* _Directive A_:
According to the article on the 60/40 portfolio below, what was the title of the feature Barron's published in November?

* _Source document_:
The doubts keep coming, but so does the strategy.

Dead Again

These days, it's fashionable to bury the conventional investment strategy of investing 60% of a portfolio's assets in stocks and 40% in bonds. In September, CNBC published an article by an investment professional stating that the 60/40 portfolio had become obsolete. A month later Barron's wrote that the 60/40 approach "hasn't worked," before following up in November with a feature entitled "The 60/40 Portfolio Is Dead." This January, Kiplinger's concurred.

As the greatest 20th-century philosopher would have said, this is deja vu all over again. Because 10 years ago, similar claims abounded. In March 2009, an investment organization published "The Death of 60/40." Shortly thereafter, the era's most famous fund manager, Pimco's Bill Gross, also laid the strategy to rest. (The story has since been removed from The Wall Street Journal's site, but this message board discusses his argument.) Several other money managers agreed.

Looking Elsewhere

It’s understandable why 2009’s investors distrusted 60/40 portfolios. Although some U.S. equities had thrived, with energy stocks and REITs posting 10% annualized returns for the decade, the major stock-market indexes had lost money. Thanks to their bonds, most 60/40 portfolios had finished in the black--but only slightly. The real money was made elsewhere.

The “elsewhere” consisted of alternatives: hedge funds, real estate, and private equity. Although all three investments fell along with the stock market during the 2008 global financial crisis, the first two had sailed smoothly through the 2000-02 technology bust. As a result, funds that had branched out into alternatives had little trouble outgaining their more-traditional competitors.

The following chart illustrates the point. It provides the annualized returns for 1) the asset allocation used by Yale’s endowment fund and 2) Vanguard Balanced Index VBINX, over the 10-year period from July 1, 2001, through June 30, 2011. (Yale’s fiscal year runs through June, not December.) With two thirds of its holdings in alternative securities, Yale’s fund epitomized the modern investment approach, while Vanguard Balanced Index followed the traditional path.

(For evaluating allocation results, comparing the Yale fund’s actual return against that of Vanguard Balanced Index would be misleading, because Yale manager David Swensen selected securities so astutely. Therefore, I have recalculated Yale’s performance by showing how the fund would have fared had it used the same allocation, but rather than buying individual securities, it owned indexes instead.)

(Excerpt from a dataset)
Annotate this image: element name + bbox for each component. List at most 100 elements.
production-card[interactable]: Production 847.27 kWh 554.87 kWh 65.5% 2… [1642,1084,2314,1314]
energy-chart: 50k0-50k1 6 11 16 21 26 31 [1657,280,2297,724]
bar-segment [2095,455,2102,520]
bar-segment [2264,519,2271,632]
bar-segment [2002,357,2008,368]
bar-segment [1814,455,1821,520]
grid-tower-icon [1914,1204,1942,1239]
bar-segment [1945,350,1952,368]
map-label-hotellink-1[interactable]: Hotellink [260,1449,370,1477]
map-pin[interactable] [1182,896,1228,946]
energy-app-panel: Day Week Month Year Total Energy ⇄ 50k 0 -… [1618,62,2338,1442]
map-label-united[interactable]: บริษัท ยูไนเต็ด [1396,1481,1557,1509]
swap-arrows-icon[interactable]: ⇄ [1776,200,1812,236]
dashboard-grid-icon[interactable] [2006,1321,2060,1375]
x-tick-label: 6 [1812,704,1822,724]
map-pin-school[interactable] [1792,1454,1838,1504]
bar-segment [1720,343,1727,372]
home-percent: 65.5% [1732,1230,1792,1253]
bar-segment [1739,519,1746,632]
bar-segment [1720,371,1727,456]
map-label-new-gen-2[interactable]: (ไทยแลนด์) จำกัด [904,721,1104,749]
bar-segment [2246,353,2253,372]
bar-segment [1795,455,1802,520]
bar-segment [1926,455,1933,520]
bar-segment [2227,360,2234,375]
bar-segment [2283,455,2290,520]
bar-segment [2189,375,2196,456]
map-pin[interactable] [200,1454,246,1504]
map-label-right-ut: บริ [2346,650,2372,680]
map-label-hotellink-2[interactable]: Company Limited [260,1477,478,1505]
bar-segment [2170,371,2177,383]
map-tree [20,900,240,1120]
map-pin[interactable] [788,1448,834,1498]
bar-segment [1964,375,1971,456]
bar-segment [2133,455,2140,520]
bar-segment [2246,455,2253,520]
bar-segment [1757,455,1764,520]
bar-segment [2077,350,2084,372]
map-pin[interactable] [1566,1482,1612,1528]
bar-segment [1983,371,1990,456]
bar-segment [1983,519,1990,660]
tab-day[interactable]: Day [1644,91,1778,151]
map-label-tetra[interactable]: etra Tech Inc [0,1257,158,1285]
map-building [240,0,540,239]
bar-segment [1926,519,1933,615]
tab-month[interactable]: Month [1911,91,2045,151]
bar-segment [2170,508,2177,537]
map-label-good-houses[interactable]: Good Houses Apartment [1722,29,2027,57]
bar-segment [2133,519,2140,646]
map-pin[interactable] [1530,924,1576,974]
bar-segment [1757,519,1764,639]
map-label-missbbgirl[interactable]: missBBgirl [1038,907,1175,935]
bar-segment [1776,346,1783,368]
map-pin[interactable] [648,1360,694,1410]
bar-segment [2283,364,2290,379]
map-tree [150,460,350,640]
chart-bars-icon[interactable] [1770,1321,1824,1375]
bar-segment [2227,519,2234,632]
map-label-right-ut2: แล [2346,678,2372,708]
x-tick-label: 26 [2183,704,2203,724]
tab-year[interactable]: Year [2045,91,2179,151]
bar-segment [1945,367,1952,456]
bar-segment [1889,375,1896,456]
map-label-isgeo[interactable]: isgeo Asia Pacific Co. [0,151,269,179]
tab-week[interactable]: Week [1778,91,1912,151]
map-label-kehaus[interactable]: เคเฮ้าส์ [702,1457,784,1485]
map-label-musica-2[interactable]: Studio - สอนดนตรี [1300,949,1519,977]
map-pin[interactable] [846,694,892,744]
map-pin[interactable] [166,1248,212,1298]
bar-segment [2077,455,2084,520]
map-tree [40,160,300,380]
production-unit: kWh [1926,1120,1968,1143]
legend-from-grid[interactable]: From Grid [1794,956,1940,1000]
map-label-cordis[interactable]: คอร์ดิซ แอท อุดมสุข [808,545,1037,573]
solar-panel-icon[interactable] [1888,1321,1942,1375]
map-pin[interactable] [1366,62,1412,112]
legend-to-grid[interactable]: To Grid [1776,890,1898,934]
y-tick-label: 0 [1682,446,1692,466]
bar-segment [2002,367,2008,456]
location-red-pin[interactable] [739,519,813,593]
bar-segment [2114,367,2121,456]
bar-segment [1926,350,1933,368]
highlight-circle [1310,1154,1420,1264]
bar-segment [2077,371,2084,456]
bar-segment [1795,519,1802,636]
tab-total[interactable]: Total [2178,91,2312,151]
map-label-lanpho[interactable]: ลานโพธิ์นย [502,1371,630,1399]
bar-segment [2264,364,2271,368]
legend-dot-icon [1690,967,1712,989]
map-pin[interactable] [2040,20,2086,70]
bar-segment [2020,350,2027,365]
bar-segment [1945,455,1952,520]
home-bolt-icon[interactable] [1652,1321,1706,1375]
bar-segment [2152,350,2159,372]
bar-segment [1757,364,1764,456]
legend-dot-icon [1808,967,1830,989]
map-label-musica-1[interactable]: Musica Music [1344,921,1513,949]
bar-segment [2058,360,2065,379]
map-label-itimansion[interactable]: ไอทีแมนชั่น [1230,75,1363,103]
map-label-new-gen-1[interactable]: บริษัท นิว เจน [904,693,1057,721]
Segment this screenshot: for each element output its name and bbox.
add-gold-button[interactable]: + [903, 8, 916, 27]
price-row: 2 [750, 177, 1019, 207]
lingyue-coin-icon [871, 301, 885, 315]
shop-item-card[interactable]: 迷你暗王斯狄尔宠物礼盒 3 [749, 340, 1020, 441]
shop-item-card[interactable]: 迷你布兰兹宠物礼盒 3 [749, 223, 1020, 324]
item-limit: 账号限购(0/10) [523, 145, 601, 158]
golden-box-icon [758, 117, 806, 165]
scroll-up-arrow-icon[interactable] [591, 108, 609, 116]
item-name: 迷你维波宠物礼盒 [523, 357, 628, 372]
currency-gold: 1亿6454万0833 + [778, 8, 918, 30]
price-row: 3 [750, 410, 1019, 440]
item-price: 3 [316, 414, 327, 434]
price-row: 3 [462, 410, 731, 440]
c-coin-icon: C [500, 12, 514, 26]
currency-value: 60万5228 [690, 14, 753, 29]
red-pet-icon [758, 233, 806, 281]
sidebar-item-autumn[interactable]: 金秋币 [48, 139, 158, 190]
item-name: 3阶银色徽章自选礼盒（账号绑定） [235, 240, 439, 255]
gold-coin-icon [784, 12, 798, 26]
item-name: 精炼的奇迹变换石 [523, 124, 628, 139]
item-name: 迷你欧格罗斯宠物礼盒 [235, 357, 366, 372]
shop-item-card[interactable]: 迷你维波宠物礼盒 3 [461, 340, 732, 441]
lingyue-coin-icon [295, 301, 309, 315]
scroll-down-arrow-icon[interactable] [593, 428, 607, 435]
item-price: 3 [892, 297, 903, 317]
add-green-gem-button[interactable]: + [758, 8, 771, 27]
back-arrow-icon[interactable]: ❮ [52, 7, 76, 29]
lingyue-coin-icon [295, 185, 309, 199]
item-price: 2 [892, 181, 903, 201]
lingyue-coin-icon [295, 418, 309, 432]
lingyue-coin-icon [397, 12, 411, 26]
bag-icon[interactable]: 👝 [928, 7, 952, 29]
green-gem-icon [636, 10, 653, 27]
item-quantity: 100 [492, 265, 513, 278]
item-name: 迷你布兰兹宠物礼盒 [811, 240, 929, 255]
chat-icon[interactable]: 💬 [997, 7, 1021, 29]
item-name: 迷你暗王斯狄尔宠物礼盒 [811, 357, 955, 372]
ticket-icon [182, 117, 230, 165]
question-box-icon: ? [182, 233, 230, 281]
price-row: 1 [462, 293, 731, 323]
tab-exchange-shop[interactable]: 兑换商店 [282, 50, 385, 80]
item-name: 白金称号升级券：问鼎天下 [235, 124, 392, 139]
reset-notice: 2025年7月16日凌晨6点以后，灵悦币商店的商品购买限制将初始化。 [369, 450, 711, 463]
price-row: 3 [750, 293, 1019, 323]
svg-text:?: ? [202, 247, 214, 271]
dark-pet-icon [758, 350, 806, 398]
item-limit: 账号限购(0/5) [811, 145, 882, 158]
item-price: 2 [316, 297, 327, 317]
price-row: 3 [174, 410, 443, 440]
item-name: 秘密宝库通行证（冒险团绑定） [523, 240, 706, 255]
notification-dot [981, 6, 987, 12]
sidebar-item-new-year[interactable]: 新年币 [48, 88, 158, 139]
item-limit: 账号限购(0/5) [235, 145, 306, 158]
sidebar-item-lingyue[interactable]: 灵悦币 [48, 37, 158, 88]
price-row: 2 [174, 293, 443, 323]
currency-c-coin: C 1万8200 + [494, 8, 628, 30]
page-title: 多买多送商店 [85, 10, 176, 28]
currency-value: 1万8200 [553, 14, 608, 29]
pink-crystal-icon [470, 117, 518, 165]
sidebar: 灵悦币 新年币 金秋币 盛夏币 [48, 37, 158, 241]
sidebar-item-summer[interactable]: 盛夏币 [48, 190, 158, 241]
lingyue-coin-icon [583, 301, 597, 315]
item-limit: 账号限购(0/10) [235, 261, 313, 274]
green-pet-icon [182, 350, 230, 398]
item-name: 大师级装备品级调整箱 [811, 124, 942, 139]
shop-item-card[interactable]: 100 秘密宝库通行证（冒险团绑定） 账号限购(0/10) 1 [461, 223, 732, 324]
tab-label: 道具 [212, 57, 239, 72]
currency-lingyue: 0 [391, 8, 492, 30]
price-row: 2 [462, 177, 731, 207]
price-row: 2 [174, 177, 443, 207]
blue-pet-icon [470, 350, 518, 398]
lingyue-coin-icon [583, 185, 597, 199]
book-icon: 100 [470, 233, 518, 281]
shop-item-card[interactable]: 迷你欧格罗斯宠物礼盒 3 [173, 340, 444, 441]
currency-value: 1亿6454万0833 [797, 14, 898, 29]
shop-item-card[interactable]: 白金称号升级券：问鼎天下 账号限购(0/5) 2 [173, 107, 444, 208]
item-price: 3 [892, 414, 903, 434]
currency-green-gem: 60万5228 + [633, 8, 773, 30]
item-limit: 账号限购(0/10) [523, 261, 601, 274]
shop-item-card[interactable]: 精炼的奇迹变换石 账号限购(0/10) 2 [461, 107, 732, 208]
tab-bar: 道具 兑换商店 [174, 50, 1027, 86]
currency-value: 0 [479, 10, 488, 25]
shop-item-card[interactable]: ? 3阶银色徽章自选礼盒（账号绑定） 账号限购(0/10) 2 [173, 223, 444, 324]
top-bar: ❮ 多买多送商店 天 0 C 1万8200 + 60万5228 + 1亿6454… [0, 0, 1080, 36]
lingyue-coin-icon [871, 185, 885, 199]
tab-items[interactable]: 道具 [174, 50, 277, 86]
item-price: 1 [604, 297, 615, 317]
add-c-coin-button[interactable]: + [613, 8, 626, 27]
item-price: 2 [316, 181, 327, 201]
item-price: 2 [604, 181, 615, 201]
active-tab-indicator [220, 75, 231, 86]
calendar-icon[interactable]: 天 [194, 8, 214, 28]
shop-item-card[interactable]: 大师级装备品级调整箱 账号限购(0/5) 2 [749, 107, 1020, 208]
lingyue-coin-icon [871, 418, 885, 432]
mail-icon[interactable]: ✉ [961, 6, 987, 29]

* _Directive B_:
Identify every line in the records above that contains the string "bbox".

* _Complete response A_:
"The 60/40 Portfolio Is Dead."

* _Complete response B_:
Annotate this image: element name + bbox for each component. List at most 100 elements.
Segment this screenshot: for each element output its name and bbox.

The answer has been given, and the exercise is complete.